▸ **Goal**:
Gather all lines in the entries that include the word "Металлистов".

▸ **Dataset records**:
------------------------------------------------------------
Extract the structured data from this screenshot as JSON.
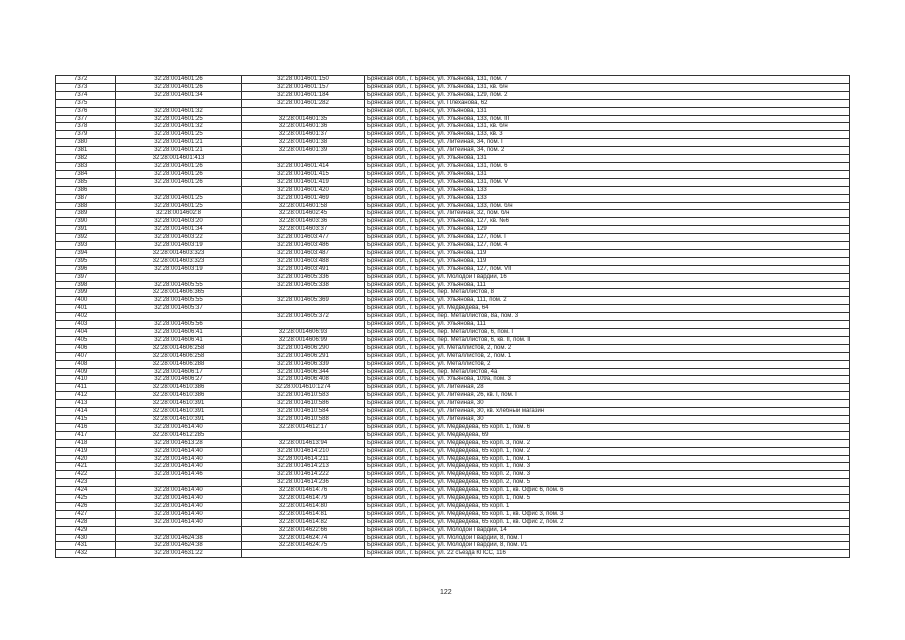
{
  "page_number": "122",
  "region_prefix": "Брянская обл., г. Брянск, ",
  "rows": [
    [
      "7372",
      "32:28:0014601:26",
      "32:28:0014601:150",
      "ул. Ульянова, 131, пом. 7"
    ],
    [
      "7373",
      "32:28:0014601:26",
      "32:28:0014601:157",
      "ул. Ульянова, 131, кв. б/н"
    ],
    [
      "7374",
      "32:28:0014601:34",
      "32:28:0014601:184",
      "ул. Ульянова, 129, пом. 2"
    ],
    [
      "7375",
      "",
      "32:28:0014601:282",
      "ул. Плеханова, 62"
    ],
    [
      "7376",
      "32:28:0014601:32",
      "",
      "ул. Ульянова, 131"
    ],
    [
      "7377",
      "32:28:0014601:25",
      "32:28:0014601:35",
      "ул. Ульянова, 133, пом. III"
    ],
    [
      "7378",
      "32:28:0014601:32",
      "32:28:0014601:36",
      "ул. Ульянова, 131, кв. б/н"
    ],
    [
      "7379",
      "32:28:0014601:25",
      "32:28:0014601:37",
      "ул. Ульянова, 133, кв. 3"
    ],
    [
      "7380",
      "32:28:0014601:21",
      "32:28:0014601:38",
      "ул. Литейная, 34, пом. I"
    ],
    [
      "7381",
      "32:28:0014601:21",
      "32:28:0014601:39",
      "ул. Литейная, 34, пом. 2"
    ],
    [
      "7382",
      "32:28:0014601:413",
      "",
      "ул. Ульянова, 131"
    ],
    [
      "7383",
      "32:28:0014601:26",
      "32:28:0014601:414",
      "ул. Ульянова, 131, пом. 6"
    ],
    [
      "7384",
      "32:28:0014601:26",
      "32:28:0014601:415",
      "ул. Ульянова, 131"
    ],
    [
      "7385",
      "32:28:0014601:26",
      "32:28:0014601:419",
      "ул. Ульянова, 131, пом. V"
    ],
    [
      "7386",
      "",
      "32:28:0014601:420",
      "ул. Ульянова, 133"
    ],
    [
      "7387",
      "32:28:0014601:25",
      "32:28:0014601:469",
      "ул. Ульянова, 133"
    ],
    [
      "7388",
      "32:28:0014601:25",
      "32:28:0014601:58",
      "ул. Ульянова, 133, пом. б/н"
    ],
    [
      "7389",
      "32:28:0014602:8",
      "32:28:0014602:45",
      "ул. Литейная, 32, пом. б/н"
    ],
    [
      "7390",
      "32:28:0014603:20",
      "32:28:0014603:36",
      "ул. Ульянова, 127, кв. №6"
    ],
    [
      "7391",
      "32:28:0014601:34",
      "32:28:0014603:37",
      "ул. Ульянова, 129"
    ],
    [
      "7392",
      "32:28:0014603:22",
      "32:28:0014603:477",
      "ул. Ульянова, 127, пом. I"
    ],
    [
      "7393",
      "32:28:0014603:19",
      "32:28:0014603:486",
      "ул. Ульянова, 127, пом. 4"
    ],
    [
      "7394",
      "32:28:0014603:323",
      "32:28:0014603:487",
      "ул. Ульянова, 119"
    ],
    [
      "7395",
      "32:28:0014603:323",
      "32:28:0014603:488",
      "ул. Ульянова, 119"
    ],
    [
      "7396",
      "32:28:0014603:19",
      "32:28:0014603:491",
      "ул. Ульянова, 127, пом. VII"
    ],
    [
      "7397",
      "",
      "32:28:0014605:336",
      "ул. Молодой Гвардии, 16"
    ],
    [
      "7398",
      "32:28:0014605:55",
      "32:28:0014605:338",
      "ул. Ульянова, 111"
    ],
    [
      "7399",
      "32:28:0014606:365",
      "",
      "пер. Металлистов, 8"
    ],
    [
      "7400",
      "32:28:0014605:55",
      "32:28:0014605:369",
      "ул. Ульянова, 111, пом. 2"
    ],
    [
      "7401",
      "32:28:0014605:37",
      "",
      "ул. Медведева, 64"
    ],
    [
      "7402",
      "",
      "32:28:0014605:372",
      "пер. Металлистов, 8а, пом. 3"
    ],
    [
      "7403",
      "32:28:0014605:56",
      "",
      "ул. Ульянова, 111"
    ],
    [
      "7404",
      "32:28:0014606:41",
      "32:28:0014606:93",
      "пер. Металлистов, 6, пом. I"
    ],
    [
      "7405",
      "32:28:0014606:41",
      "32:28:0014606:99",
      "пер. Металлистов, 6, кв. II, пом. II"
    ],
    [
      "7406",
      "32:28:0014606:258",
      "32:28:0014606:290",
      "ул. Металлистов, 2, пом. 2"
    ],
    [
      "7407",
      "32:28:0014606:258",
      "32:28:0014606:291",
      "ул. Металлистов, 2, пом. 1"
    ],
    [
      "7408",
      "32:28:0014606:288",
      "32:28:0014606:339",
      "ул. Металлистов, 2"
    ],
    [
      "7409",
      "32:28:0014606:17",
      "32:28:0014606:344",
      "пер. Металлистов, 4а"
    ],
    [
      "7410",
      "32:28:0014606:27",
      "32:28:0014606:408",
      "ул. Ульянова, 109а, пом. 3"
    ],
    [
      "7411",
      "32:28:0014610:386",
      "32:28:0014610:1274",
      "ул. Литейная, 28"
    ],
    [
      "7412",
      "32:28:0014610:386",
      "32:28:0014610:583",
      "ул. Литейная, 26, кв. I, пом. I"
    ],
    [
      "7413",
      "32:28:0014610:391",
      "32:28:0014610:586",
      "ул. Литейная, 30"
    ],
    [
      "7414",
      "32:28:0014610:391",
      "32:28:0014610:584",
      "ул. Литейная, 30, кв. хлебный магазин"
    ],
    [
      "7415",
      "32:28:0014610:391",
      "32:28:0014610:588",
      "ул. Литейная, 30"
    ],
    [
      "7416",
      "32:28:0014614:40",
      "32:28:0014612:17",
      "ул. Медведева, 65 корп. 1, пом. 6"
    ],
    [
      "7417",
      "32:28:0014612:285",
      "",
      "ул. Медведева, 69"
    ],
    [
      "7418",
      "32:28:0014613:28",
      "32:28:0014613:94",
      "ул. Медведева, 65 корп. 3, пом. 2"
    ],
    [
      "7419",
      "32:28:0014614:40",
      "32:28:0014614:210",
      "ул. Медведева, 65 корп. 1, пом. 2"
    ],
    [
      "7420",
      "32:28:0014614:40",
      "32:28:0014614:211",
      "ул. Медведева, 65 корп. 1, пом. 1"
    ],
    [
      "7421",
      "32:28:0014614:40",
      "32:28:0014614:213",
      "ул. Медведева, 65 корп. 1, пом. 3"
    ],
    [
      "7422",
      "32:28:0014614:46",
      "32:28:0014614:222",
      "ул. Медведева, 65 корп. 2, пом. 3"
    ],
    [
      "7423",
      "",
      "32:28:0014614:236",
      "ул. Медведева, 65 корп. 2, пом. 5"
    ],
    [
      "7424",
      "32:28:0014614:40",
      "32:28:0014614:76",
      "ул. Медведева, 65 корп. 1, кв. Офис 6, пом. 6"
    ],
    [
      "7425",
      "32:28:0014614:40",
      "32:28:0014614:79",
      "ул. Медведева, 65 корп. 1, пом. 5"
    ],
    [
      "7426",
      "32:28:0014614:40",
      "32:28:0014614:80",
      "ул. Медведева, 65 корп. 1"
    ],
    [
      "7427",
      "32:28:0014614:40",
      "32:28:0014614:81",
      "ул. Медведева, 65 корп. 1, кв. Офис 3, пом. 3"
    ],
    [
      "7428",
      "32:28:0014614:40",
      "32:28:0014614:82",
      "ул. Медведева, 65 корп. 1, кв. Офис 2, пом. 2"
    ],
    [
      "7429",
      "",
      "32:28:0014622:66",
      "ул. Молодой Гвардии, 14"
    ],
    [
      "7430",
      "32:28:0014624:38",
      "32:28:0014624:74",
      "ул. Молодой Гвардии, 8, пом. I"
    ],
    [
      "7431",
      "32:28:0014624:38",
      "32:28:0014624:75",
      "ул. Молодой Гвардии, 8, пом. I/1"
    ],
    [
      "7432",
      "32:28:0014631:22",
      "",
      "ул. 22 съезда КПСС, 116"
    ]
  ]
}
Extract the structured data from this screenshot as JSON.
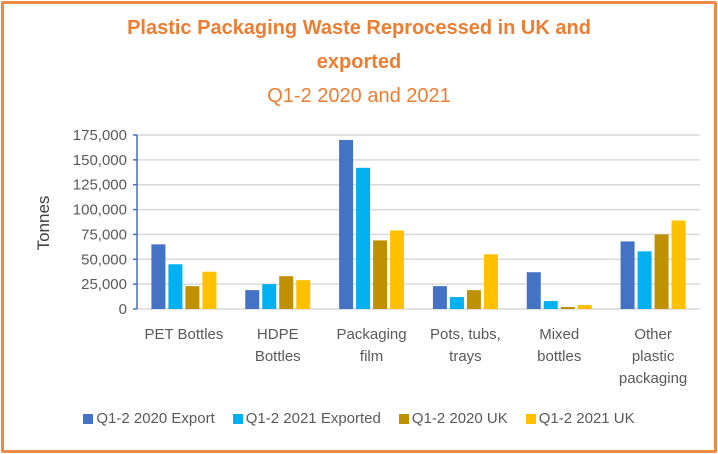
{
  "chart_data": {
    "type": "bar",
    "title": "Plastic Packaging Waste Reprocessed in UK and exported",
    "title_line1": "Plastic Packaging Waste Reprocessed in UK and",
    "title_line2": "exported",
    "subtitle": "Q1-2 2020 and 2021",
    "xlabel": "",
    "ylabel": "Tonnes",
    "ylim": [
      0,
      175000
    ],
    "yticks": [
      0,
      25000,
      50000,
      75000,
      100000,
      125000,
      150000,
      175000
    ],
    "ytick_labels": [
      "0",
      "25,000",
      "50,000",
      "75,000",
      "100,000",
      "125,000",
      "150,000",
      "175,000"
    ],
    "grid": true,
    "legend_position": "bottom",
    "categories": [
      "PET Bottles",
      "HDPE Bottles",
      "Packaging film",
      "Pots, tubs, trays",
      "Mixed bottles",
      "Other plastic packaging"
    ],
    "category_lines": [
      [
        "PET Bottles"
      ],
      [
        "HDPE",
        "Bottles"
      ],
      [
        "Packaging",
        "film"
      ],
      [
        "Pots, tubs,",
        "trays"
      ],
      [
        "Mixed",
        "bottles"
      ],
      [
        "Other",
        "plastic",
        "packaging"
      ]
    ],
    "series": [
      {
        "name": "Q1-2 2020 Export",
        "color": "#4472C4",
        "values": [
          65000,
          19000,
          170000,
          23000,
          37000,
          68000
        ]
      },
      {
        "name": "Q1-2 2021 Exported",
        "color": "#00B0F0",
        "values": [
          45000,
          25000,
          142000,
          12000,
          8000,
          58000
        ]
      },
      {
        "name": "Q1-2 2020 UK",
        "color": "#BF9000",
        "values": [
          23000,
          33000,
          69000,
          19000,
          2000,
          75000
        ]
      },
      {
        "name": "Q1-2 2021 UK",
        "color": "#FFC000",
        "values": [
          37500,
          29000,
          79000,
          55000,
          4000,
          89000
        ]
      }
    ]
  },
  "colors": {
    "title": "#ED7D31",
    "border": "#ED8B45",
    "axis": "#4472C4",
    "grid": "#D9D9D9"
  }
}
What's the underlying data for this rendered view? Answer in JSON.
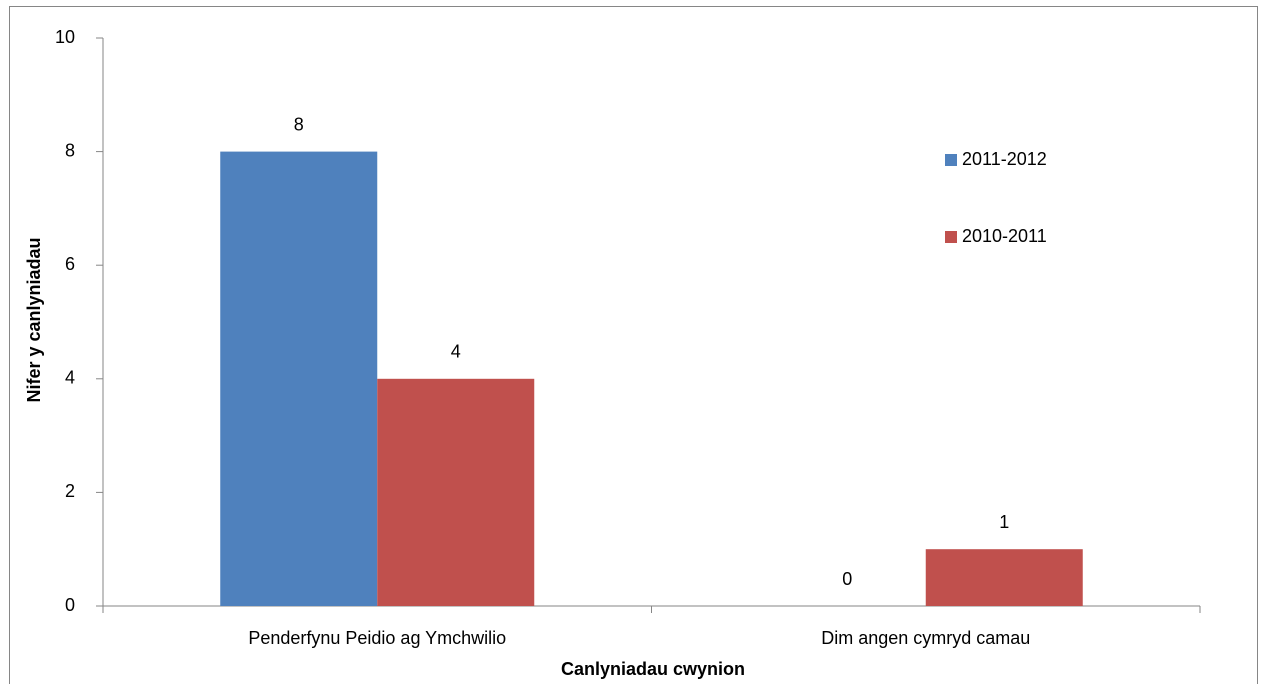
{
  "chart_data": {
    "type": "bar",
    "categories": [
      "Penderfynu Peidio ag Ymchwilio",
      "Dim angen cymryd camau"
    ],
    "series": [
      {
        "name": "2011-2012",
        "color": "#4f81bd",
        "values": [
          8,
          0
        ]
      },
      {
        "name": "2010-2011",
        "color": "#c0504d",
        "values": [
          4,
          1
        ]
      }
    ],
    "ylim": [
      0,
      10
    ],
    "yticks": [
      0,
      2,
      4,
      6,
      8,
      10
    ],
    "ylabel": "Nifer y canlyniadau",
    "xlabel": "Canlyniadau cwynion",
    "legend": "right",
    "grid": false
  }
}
------------------------------------------------------------
▸ **Answer for this exercise**:
      "пер. Металлистов, 8"
      "пер. Металлистов, 8а, пом. 3"
      "пер. Металлистов, 6, пом. I"
      "пер. Металлистов, 6, кв. II, пом. II"
      "ул. Металлистов, 2, пом. 2"
      "ул. Металлистов, 2, пом. 1"
      "ул. Металлистов, 2"
      "пер. Металлистов, 4а"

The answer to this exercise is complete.